What the exercise asks >>
Find the line that contains "Transcribe the text in this document."; then retype it and each line after it, exactly, through the final line of the data below.

Records for processing >>
▬▬▬▬▬▬▬▬▬▬
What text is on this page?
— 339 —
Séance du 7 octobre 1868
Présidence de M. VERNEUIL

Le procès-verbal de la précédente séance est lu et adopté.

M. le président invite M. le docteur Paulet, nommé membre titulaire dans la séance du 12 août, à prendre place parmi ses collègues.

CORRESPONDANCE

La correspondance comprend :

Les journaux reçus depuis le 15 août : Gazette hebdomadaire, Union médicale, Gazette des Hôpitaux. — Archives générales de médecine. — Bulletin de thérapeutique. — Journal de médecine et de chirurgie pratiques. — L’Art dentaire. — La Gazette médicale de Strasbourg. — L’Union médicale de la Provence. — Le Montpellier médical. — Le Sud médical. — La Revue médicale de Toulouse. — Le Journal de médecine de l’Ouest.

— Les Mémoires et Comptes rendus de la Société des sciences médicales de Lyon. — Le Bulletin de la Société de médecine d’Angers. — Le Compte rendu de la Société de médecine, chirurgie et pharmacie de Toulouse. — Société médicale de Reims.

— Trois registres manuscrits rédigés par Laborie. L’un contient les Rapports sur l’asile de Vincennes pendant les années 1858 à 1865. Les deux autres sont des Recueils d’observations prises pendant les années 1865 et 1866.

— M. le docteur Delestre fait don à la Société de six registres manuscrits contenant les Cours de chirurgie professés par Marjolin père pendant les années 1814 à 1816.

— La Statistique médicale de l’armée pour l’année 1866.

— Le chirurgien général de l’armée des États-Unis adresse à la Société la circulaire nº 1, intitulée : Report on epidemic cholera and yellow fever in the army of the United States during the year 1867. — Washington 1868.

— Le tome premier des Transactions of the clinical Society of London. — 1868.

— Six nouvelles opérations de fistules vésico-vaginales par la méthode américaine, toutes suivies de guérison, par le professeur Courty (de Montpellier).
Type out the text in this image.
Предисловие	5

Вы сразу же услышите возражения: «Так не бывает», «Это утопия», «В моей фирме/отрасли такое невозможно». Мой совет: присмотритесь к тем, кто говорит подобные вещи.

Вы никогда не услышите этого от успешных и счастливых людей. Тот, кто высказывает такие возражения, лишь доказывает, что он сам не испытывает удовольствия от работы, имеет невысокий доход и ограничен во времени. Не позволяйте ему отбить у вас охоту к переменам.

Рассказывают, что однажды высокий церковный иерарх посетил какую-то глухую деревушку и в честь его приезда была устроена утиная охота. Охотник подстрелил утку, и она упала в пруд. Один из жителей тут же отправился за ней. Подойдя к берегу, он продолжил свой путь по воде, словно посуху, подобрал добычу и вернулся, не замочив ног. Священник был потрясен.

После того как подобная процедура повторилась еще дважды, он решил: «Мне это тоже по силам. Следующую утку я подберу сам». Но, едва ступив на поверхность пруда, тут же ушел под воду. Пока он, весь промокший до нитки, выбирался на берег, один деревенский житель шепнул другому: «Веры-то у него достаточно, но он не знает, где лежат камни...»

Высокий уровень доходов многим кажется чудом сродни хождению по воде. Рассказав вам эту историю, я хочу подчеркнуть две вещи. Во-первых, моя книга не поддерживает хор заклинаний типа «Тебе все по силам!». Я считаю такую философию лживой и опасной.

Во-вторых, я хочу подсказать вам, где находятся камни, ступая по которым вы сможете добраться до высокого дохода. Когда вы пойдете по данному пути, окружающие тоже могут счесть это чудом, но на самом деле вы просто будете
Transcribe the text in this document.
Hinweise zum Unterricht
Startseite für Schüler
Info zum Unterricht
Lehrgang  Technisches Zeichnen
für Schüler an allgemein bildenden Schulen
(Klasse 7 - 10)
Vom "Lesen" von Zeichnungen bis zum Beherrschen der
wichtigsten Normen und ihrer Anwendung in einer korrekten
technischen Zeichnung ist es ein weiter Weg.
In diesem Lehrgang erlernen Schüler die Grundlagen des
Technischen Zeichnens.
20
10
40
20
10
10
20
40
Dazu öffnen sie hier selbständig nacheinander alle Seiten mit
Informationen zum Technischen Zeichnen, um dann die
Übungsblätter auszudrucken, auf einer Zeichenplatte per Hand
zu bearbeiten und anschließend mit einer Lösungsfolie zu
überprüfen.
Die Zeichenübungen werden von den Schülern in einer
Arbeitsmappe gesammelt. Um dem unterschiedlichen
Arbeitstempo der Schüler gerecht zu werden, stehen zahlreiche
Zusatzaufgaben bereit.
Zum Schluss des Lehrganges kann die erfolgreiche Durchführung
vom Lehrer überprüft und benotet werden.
▬▬▬▬▬▬▬▬▬▬
Solution to the exercise >>
Transcribe the text in this document.
Hinweise zum Unterricht
Startseite für Schüler
Info zum Unterricht
Lehrgang  Technisches Zeichnen
für Schüler an allgemein bildenden Schulen
(Klasse 7 - 10)
Vom "Lesen" von Zeichnungen bis zum Beherrschen der
wichtigsten Normen und ihrer Anwendung in einer korrekten
technischen Zeichnung ist es ein weiter Weg.
In diesem Lehrgang erlernen Schüler die Grundlagen des
Technischen Zeichnens.
20
10
40
20
10
10
20
40
Dazu öffnen sie hier selbständig nacheinander alle Seiten mit
Informationen zum Technischen Zeichnen, um dann die
Übungsblätter auszudrucken, auf einer Zeichenplatte per Hand
zu bearbeiten und anschließend mit einer Lösungsfolie zu
überprüfen.
Die Zeichenübungen werden von den Schülern in einer
Arbeitsmappe gesammelt. Um dem unterschiedlichen
Arbeitstempo der Schüler gerecht zu werden, stehen zahlreiche
Zusatzaufgaben bereit.
Zum Schluss des Lehrganges kann die erfolgreiche Durchführung
vom Lehrer überprüft und benotet werden.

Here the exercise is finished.